__Material provided__:
## Begin

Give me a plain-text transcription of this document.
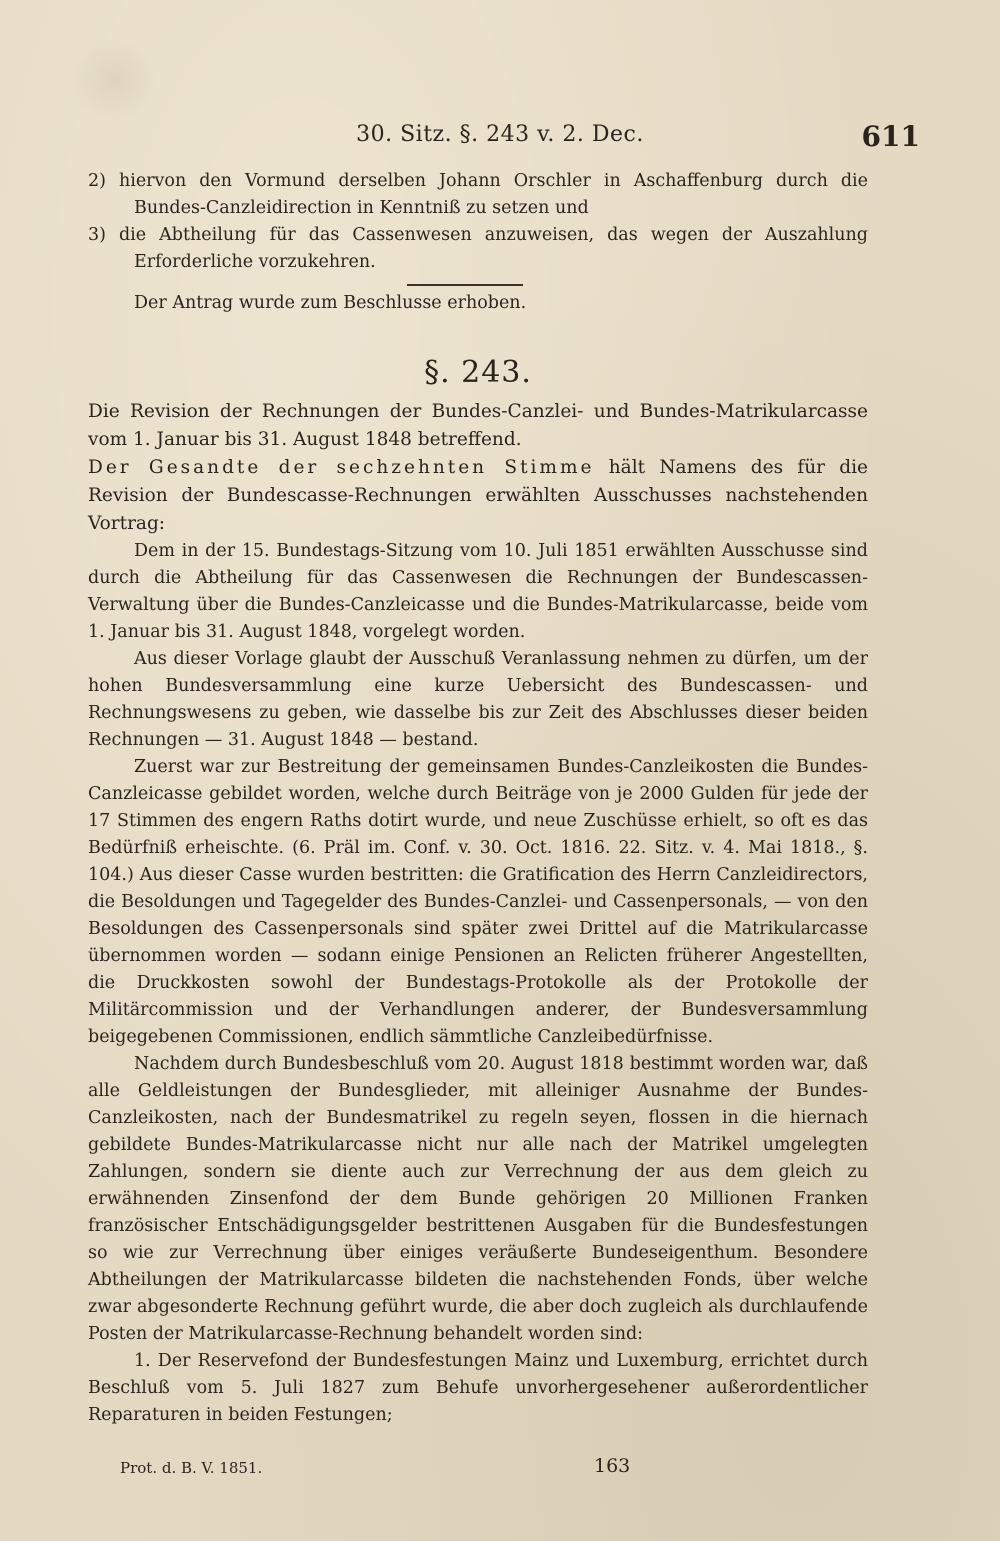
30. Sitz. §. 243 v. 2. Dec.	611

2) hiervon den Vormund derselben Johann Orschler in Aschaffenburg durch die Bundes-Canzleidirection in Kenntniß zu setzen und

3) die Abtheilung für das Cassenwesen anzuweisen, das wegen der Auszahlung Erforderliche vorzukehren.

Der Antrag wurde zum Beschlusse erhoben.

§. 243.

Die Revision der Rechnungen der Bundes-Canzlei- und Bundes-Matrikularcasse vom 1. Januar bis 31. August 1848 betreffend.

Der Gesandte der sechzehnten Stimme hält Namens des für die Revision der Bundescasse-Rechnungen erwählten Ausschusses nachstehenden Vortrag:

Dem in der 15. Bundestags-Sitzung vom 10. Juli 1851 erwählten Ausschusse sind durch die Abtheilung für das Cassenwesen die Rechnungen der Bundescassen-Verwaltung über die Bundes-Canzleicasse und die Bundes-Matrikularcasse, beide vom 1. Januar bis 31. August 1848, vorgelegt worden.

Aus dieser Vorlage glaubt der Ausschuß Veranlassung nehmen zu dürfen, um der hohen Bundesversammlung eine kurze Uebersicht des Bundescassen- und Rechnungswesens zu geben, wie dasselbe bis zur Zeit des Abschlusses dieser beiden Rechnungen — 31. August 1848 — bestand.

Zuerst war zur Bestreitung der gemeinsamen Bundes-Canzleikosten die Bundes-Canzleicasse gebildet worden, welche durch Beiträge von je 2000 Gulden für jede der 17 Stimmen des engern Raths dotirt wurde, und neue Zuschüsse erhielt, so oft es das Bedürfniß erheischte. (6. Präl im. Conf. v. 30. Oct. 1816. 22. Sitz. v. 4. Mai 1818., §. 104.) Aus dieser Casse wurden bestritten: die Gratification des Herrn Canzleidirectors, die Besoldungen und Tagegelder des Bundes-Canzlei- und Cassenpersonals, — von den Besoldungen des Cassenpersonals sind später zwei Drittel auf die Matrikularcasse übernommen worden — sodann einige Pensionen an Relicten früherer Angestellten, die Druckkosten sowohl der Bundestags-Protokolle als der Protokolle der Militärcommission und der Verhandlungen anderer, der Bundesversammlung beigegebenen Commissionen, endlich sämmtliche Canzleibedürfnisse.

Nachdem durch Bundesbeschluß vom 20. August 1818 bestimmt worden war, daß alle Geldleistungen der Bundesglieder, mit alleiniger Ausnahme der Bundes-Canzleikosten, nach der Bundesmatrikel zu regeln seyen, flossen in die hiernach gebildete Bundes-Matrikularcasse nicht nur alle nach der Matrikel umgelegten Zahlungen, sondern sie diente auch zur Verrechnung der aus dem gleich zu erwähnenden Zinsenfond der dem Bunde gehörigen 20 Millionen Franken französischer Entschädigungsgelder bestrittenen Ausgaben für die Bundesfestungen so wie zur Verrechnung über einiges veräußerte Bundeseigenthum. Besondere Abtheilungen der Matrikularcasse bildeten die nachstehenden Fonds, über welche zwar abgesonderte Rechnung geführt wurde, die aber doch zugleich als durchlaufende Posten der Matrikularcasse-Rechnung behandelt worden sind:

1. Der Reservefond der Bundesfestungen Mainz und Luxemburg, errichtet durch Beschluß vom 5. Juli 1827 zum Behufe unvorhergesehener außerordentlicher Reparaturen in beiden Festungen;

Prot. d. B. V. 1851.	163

## End
## Begin

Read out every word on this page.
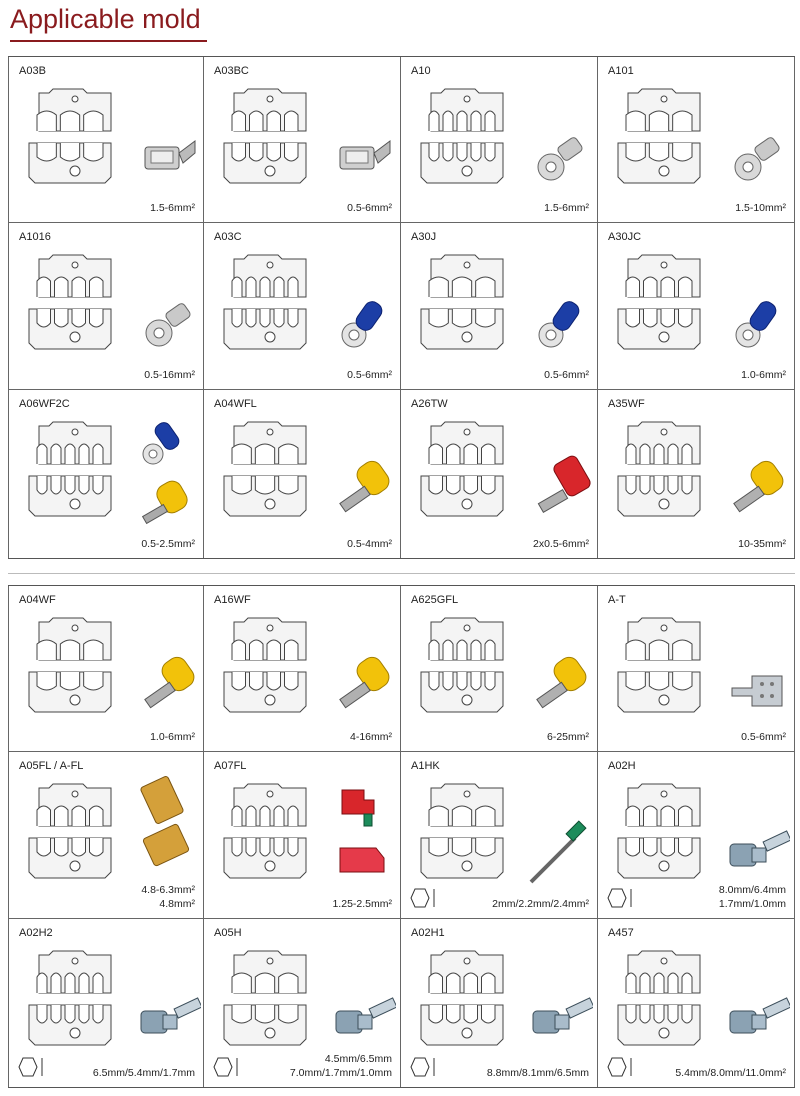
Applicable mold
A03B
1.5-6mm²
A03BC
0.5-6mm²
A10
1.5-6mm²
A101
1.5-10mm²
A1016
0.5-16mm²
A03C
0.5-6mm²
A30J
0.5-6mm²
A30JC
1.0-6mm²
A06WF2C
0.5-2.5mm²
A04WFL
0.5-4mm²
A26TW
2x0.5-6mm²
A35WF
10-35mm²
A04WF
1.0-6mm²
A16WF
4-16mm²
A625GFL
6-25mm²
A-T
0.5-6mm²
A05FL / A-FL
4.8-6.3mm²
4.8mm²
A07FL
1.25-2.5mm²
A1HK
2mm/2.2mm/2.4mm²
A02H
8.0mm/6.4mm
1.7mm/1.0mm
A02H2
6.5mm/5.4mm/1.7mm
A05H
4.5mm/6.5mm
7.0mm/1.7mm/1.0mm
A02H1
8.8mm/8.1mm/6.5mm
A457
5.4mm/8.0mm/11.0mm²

## End

Lines containing the word "Bundesfestungen" must all be returned from the material above.

Nachdem durch Bundesbeschluß vom 20. August 1818 bestimmt worden war, daß alle Geldleistungen der Bundesglieder, mit alleiniger Ausnahme der Bundes-Canzleikosten, nach der Bundesmatrikel zu regeln seyen, flossen in die hiernach gebildete Bundes-Matrikularcasse nicht nur alle nach der Matrikel umgelegten Zahlungen, sondern sie diente auch zur Verrechnung der aus dem gleich zu erwähnenden Zinsenfond der dem Bunde gehörigen 20 Millionen Franken französischer Entschädigungsgelder bestrittenen Ausgaben für die Bundesfestungen so wie zur Verrechnung über einiges veräußerte Bundeseigenthum. Besondere Abtheilungen der Matrikularcasse bildeten die nachstehenden Fonds, über welche zwar abgesonderte Rechnung geführt wurde, die aber doch zugleich als durchlaufende Posten der Matrikularcasse-Rechnung behandelt worden sind:
1. Der Reservefond der Bundesfestungen Mainz und Luxemburg, errichtet durch Beschluß vom 5. Juli 1827 zum Behufe unvorhergesehener außerordentlicher Reparaturen in beiden Festungen;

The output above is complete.